However, me not directing personal ire towards the crew doesn't mean that I think that the show is immune to criticism. Its flawed. It might not be entirely the crew's fault but that doesn't mean we can't talk about how it's flawed. If anything, I think acknowledging and dissecting its weaknesses is a good learning opportunity for what we should consider when creating our own stories.
Season 3 is a bit of a mess. There's good stuff. There's some less than good stuff. I think ultimately, as a story about Luz, King and Eda, it knocks it out of the park. When they were left with no other option, they decided to prioritize the writing of their three protagonists and I think that was the correct choice.
But I've been thinking about the three specials and how they stand on their own, quality wise, and honestly, there's valid criticism to be said that is completely unrelated to the shortening.
Bear in mind that the crew has known since Follies that the show was getting cut short and they needed to start wrapping up loose ends. So it's not like they started writing Thanks to Them believing it was the first of 20+ more episodes. They knew that they were going to be writing a 40 minute special. So the execution had to be tight, concise and satisfying, right?

» **Information**

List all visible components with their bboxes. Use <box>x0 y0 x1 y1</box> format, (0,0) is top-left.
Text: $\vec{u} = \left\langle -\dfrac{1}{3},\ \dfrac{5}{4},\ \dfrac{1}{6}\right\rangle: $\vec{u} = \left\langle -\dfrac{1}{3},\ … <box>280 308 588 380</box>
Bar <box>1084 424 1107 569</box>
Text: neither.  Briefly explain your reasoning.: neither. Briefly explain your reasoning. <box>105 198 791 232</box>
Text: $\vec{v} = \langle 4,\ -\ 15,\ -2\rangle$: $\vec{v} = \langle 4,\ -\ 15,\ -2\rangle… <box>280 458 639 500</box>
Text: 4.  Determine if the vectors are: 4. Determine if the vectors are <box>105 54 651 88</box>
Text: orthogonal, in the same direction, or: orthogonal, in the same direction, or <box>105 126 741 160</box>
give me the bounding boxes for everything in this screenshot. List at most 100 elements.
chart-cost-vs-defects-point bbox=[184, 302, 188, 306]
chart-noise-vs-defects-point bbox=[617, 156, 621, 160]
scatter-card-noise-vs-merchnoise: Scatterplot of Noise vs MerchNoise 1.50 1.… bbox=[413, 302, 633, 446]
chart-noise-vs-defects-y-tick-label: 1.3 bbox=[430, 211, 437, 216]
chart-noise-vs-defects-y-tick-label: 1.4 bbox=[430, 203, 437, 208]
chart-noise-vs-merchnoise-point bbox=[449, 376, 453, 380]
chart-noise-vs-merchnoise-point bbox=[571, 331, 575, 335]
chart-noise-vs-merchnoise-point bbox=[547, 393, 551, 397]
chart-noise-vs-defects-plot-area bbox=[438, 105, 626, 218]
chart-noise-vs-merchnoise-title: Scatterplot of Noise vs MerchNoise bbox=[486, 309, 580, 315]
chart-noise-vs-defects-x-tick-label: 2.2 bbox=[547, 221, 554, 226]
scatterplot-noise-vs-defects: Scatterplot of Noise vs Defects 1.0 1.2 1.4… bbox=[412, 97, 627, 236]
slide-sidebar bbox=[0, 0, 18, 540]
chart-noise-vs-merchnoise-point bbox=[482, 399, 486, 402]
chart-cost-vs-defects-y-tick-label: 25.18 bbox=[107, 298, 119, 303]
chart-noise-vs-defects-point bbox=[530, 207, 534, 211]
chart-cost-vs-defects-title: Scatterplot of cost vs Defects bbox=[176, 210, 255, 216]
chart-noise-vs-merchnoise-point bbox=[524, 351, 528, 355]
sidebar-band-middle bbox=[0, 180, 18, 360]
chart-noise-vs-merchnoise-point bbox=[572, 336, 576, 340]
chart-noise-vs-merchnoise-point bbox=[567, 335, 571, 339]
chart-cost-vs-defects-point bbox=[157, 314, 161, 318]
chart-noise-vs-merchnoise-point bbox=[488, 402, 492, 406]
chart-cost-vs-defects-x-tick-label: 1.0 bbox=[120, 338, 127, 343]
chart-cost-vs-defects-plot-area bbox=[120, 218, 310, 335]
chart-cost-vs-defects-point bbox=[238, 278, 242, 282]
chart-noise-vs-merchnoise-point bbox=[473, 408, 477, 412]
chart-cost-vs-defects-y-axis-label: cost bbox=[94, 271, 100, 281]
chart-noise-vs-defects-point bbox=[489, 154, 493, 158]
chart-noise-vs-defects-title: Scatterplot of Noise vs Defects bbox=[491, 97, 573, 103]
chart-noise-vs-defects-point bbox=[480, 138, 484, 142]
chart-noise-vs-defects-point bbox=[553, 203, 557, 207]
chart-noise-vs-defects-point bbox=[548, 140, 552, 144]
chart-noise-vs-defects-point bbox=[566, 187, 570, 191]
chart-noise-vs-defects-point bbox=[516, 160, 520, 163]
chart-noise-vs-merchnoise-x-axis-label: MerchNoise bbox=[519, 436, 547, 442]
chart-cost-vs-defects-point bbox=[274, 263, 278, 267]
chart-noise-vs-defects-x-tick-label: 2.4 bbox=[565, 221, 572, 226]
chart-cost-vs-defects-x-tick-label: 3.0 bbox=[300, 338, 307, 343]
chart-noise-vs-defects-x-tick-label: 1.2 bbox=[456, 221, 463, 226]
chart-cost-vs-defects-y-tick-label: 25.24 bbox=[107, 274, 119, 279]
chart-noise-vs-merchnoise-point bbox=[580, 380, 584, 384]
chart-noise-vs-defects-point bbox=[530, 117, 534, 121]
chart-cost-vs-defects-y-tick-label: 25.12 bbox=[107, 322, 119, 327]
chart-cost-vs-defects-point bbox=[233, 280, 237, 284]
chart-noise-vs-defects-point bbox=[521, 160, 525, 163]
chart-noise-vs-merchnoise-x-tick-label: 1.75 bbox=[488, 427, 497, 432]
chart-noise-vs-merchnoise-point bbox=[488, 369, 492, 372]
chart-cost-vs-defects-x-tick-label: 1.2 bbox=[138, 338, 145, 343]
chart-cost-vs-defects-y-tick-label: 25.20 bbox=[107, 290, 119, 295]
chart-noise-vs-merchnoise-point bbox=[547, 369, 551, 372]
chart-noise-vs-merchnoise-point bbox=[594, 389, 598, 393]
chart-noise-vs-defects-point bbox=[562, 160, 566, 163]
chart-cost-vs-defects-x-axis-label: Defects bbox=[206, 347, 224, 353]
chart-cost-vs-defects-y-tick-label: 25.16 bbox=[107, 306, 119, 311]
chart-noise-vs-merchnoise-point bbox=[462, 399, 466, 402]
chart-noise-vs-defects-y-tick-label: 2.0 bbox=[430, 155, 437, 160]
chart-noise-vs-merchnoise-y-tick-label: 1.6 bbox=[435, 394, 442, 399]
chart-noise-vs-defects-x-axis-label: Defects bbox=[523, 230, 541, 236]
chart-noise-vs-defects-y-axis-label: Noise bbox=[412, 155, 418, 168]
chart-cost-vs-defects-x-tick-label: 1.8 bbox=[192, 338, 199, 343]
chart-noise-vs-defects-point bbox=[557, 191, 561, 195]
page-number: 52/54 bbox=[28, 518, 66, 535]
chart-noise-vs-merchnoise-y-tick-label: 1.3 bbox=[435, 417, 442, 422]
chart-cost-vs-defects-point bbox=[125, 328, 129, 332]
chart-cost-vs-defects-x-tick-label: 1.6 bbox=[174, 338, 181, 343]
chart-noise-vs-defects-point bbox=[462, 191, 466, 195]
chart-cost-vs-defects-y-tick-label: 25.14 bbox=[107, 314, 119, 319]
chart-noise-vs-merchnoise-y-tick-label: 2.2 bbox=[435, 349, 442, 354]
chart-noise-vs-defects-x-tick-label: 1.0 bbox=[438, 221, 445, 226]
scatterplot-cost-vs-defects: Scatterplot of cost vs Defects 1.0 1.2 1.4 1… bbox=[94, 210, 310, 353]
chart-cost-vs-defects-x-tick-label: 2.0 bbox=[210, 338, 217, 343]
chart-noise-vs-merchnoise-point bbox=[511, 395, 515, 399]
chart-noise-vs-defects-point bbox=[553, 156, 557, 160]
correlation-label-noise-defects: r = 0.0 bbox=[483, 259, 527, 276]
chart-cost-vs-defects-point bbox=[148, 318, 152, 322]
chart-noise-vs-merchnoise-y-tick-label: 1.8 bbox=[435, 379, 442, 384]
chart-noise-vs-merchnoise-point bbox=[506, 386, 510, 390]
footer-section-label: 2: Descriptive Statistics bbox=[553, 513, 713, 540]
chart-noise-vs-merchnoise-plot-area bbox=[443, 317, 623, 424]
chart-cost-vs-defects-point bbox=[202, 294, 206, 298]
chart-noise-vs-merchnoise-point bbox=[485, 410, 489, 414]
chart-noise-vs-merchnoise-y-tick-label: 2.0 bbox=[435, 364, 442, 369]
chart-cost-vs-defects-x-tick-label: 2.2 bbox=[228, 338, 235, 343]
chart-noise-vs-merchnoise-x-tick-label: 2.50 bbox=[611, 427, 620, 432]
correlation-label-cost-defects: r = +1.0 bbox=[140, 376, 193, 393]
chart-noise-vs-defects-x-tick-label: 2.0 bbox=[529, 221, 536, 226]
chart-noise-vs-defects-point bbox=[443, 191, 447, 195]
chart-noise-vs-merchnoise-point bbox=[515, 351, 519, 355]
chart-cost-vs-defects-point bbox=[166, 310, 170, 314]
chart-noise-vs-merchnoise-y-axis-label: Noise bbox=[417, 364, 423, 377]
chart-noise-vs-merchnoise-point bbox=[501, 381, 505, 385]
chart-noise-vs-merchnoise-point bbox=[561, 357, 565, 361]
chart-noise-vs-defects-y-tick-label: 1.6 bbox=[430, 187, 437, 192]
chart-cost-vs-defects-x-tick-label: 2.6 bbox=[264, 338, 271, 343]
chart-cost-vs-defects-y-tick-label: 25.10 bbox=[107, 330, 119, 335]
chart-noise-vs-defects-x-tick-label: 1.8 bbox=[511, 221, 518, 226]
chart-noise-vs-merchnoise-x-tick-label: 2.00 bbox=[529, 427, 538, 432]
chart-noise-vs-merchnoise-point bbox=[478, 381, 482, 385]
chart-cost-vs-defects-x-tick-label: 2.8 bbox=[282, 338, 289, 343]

» **What to work on**
1. Restate the commentary on the show's third season, starting with "Bear in mind" and going on through "and satisfying, right?", with "execution" renamed to "pacing".
2. Carry the commentary on the show's third season forward from its final sentence.

» **Responses for each task**
1.
Bear in mind that the crew has known since Follies that the show was getting cut short and they needed to start wrapping up loose ends. So it's not like they started writing Thanks to Them believing it was the first of 20+ more episodes. They knew that they were going to be writing a 40 minute special. So the pacing had to be tight, concise and satisfying, right?

2.
Well...it was....weird. Definitely fun. Good for fan service. The main hook was the witch kids navigating the human world in their dorky witchy way. And initially, that was enough. But once the novelty of that wears off and we focus on the plot of the special, what do we have left?
Thanks to Them is very guilty of lore baiting. Dropping in stuff that they know damn well that they're never going to elaborate on, leaving the audience with a feeling of intrigue that is never going to be satiated.
I personally think that is just bad writing. They knew they didn't have a full season 3 and rather than rewrite the means of which the hexsquads finds answers, they still made the choice to drop in what are most likely vague ideas from the initial draft.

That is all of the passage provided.